==== STORED RECORDS
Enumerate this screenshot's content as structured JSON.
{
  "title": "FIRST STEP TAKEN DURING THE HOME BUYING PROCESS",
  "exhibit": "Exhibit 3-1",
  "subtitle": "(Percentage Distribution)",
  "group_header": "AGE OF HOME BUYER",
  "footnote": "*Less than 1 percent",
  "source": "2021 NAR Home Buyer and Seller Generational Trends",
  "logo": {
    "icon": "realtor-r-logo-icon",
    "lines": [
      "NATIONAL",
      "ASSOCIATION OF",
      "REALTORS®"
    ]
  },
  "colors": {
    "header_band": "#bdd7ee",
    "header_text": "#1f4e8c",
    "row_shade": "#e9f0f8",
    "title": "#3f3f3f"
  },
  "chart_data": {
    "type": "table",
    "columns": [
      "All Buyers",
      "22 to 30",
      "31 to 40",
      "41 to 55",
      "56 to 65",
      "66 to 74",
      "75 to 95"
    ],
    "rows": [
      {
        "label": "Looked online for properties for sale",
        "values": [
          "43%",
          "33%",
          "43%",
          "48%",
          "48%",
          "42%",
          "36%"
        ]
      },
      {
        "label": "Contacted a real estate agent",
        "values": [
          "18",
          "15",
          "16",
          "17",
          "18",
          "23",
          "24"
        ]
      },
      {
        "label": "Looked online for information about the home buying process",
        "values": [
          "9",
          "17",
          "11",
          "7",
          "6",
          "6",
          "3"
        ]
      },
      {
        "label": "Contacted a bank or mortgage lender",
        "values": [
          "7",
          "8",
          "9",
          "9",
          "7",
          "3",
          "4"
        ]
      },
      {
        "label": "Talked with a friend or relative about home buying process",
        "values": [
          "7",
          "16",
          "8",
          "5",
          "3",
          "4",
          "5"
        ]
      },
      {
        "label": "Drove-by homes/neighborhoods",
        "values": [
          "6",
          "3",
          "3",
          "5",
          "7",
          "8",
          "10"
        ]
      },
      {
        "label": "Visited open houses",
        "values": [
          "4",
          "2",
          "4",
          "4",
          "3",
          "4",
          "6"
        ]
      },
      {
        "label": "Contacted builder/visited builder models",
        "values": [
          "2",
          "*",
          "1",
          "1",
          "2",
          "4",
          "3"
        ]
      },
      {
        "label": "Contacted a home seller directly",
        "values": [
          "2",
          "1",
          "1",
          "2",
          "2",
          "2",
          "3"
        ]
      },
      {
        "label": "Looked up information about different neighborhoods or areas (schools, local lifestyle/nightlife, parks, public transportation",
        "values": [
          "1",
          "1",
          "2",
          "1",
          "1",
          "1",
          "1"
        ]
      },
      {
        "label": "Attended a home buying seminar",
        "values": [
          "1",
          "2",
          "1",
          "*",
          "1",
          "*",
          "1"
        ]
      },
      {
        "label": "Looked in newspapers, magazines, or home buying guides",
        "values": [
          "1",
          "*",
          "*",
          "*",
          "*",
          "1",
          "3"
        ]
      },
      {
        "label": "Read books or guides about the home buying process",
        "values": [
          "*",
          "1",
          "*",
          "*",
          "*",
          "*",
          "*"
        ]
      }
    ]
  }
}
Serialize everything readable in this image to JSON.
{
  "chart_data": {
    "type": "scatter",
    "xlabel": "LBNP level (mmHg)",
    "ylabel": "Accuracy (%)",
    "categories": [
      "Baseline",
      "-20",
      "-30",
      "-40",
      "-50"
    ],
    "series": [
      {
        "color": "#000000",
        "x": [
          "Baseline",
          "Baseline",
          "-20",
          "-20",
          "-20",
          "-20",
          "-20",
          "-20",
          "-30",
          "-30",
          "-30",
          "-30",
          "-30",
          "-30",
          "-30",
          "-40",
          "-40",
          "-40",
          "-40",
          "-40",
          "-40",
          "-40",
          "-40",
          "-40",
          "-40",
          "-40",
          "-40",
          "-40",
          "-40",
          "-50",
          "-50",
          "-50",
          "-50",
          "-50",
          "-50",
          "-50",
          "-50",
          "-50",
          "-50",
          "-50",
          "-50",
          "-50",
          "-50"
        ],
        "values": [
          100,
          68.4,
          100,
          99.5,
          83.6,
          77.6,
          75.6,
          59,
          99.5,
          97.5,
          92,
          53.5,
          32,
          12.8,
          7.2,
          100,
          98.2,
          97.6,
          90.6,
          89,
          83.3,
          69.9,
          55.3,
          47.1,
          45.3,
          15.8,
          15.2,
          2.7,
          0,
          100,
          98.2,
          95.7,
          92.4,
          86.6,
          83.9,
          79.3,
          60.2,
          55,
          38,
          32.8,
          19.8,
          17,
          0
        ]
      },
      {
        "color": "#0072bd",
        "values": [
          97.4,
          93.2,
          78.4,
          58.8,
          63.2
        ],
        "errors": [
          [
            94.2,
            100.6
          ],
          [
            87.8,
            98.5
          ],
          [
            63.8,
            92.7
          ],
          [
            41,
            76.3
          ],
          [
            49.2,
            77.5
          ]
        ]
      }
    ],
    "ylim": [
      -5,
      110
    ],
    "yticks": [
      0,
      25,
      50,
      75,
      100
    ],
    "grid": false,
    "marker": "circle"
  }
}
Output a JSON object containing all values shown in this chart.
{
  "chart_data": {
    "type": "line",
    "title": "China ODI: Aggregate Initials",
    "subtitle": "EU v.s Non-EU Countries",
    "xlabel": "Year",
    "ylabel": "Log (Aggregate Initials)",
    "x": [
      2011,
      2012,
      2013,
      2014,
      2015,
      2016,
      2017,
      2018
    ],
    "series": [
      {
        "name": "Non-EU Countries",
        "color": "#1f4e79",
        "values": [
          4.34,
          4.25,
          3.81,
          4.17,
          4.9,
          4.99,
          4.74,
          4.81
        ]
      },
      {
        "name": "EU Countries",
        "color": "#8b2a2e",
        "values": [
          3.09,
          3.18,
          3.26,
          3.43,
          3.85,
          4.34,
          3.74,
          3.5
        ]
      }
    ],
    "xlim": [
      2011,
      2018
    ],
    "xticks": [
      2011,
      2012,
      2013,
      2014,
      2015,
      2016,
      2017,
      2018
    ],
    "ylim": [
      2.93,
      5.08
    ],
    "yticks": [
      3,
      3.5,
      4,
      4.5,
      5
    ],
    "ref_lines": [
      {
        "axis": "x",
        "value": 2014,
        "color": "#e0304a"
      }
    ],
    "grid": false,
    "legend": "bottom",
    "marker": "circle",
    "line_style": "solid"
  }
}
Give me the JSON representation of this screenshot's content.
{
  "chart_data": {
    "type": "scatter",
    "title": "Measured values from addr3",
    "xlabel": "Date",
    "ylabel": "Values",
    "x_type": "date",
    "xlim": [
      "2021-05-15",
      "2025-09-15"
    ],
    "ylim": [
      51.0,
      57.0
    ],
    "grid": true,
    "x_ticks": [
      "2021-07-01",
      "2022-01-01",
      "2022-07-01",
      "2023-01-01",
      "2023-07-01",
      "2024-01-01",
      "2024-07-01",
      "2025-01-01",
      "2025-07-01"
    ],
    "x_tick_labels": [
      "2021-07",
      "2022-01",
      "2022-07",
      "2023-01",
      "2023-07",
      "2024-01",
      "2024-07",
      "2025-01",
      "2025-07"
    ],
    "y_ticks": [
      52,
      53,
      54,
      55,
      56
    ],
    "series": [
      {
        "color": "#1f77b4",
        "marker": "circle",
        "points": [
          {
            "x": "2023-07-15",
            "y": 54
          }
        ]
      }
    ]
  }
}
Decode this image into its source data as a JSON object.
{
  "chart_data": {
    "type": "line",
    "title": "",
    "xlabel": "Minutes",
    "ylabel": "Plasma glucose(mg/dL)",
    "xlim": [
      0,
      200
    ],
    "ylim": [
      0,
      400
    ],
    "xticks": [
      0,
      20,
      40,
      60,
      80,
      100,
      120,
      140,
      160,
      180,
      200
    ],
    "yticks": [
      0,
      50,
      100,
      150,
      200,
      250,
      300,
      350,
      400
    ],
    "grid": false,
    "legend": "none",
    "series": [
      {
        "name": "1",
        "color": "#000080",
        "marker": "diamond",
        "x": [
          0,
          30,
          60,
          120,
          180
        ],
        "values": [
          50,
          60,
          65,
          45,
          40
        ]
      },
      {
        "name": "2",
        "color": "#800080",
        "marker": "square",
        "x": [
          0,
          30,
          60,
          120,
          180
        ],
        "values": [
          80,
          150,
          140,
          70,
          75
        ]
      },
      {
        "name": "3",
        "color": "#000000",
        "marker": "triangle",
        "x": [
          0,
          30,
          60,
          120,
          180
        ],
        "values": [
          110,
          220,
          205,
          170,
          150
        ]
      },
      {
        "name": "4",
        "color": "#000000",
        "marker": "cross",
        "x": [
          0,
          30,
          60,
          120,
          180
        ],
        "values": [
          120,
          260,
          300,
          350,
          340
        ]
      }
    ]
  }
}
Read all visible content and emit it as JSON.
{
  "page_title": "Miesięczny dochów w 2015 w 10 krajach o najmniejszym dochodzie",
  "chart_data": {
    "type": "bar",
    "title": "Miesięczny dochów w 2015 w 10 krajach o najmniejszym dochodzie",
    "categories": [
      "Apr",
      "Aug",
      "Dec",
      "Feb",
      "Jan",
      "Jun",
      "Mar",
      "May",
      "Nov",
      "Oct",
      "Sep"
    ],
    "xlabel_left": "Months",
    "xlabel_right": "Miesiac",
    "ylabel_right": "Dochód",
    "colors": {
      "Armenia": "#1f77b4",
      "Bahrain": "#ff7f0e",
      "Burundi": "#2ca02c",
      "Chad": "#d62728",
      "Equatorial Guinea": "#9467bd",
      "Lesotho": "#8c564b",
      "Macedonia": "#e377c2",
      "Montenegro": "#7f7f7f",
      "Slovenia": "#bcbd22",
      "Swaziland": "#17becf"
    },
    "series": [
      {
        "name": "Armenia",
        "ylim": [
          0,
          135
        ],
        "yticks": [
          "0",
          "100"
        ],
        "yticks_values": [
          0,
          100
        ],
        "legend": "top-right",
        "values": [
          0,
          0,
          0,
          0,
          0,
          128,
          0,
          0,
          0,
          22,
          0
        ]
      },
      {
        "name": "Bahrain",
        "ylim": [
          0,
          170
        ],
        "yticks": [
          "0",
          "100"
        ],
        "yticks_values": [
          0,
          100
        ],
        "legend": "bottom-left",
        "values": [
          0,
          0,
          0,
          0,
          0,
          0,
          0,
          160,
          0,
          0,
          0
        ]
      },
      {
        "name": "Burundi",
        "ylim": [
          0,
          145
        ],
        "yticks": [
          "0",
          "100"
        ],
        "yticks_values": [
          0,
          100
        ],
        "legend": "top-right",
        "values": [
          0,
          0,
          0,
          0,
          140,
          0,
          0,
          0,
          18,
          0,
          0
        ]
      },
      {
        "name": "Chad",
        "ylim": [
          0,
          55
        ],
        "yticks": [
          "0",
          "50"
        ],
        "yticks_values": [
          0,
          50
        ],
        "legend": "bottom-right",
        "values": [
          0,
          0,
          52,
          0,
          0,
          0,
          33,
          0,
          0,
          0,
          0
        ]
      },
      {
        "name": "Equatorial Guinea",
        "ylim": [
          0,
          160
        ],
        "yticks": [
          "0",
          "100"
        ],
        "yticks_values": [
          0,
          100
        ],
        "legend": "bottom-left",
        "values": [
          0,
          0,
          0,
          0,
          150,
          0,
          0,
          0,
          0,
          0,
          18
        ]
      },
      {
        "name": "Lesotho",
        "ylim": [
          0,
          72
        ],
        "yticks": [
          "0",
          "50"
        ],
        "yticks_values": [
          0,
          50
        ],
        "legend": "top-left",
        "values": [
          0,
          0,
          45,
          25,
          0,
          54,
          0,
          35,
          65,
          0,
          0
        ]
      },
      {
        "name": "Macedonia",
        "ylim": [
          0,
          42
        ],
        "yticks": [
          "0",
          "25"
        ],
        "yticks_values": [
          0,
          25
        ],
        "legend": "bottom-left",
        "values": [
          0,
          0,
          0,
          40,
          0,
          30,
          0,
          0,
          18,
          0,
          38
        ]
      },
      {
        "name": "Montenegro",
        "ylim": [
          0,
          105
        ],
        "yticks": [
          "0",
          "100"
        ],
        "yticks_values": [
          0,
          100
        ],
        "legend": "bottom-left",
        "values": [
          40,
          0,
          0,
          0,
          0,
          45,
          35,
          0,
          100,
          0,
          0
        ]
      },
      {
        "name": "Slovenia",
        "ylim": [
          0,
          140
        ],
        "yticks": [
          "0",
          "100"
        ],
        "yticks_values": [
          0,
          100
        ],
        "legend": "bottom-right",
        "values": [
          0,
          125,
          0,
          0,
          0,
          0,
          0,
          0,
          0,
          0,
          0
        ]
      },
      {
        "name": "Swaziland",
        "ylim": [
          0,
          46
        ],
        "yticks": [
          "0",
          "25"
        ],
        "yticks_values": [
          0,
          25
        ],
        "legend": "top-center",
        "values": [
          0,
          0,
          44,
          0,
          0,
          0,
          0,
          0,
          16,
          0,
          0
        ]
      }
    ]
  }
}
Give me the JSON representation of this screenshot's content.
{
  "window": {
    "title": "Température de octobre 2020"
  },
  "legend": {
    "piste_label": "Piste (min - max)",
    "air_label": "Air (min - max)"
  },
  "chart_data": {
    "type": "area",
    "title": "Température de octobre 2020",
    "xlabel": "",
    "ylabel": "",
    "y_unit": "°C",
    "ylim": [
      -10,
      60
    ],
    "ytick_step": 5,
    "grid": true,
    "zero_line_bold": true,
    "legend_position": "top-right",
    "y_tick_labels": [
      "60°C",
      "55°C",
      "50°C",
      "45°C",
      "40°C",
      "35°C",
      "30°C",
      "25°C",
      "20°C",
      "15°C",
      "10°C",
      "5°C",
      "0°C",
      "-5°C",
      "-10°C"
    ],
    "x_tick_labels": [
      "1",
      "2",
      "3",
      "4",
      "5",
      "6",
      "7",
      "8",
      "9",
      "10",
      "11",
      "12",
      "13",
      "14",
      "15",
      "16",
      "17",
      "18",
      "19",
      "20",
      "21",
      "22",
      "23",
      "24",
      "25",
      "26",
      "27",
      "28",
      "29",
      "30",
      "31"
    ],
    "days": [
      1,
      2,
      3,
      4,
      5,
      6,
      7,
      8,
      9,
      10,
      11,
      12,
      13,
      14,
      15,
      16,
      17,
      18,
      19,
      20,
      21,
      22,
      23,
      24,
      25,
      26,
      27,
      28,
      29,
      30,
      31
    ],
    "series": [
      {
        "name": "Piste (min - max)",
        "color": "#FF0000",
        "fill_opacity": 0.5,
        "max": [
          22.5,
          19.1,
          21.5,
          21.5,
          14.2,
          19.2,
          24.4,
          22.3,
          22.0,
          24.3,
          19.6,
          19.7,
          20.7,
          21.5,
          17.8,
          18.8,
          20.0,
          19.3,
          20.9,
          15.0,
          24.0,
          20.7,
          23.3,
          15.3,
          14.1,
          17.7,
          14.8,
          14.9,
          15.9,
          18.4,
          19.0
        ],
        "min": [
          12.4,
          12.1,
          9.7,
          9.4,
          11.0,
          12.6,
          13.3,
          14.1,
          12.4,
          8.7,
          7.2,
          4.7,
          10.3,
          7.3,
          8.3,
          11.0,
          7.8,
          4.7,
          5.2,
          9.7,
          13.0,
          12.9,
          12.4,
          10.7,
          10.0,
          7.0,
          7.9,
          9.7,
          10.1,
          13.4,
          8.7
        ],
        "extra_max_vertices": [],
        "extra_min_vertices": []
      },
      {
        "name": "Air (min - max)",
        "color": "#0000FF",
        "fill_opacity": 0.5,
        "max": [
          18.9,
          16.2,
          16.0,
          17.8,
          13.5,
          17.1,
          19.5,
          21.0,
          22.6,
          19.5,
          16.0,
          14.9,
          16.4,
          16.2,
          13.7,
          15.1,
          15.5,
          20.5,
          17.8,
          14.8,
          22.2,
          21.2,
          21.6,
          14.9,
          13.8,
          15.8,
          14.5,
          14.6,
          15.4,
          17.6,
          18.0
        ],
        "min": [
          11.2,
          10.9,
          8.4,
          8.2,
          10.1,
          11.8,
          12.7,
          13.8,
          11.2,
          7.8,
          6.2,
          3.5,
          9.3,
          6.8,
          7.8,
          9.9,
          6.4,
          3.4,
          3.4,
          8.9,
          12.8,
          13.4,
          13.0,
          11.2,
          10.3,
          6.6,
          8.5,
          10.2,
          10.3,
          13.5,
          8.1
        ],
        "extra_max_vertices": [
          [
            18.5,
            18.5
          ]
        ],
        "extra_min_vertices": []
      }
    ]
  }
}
========
WORK INSTRUCTIONS:
Look through the entries above for the word "Piste". Copy every line where it shows up.

TASK RESULT:
    "piste_label": "Piste (min - max)",
        "name": "Piste (min - max)",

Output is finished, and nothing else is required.